Records ->
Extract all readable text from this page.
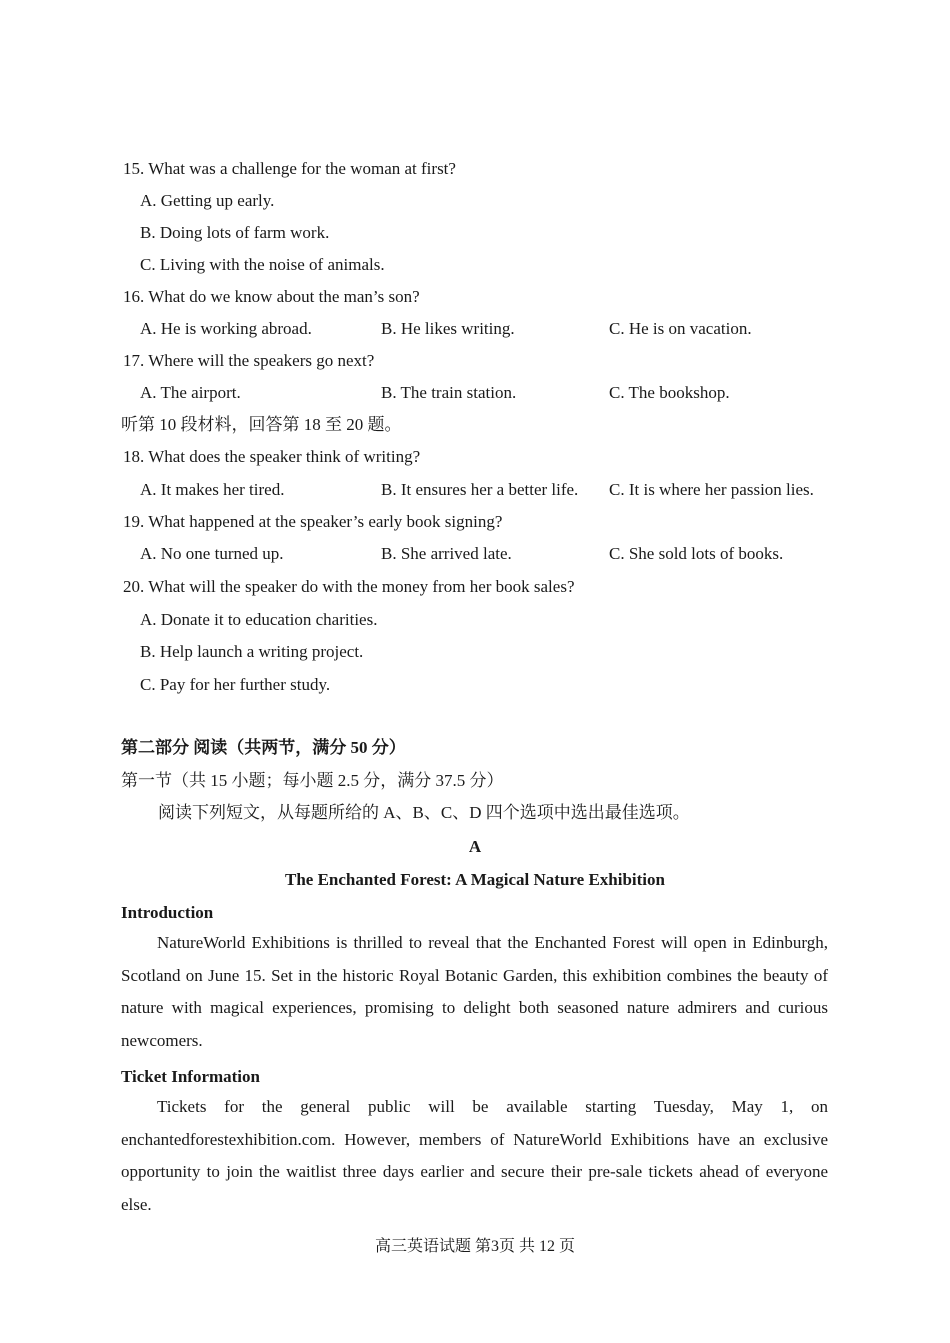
15. What was a challenge for the woman at first?
A. Getting up early.
B. Doing lots of farm work.
C. Living with the noise of animals.
16. What do we know about the man’s son?
A. He is working abroad.	B. He likes writing.	C. He is on vacation.
17. Where will the speakers go next?
A. The airport.	B. The train station.	C. The bookshop.
听第 10 段材料，回答第 18 至 20 题。
18. What does the speaker think of writing?
A. It makes her tired.	B. It ensures her a better life. C. It is where her passion lies.
19. What happened at the speaker’s early book signing?
A. No one turned up.	B. She arrived late.	C. She sold lots of books.
20. What will the speaker do with the money from her book sales?
A. Donate it to education charities.
B. Help launch a writing project.
C. Pay for her further study.
第二部分 阅读（共两节，满分 50 分）
第一节（共 15 小题；每小题 2.5 分，满分 37.5 分）
阅读下列短文，从每题所给的 A、B、C、D 四个选项中选出最佳选项。
A
The Enchanted Forest: A Magical Nature Exhibition
Introduction

NatureWorld Exhibitions is thrilled to reveal that the Enchanted Forest will open in Edinburgh, Scotland on June 15. Set in the historic Royal Botanic Garden, this exhibition combines the beauty of nature with magical experiences, promising to delight both seasoned nature admirers and curious newcomers.

Ticket Information

Tickets for the general public will be available starting Tuesday, May 1, on enchantedforestexhibition.com. However, members of NatureWorld Exhibitions have an exclusive opportunity to join the waitlist three days earlier and secure their pre-sale tickets ahead of everyone else.

高三英语试题 第3页 共 12 页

Task directions -> Every record gets retyped exactly; no picture goes into the copy.

Output for this exercise ->
Extract all readable text from this page.
15. What was a challenge for the woman at first?
A. Getting up early.
B. Doing lots of farm work.
C. Living with the noise of animals.
16. What do we know about the man’s son?
A. He is working abroad.	B. He likes writing.	C. He is on vacation.
17. Where will the speakers go next?
A. The airport.	B. The train station.	C. The bookshop.
听第 10 段材料，回答第 18 至 20 题。
18. What does the speaker think of writing?
A. It makes her tired.	B. It ensures her a better life. C. It is where her passion lies.
19. What happened at the speaker’s early book signing?
A. No one turned up.	B. She arrived late.	C. She sold lots of books.
20. What will the speaker do with the money from her book sales?
A. Donate it to education charities.
B. Help launch a writing project.
C. Pay for her further study.
第二部分 阅读（共两节，满分 50 分）
第一节（共 15 小题；每小题 2.5 分，满分 37.5 分）
阅读下列短文，从每题所给的 A、B、C、D 四个选项中选出最佳选项。
A
The Enchanted Forest: A Magical Nature Exhibition
Introduction

NatureWorld Exhibitions is thrilled to reveal that the Enchanted Forest will open in Edinburgh, Scotland on June 15. Set in the historic Royal Botanic Garden, this exhibition combines the beauty of nature with magical experiences, promising to delight both seasoned nature admirers and curious newcomers.

Ticket Information

Tickets for the general public will be available starting Tuesday, May 1, on enchantedforestexhibition.com. However, members of NatureWorld Exhibitions have an exclusive opportunity to join the waitlist three days earlier and secure their pre-sale tickets ahead of everyone else.

高三英语试题 第3页 共 12 页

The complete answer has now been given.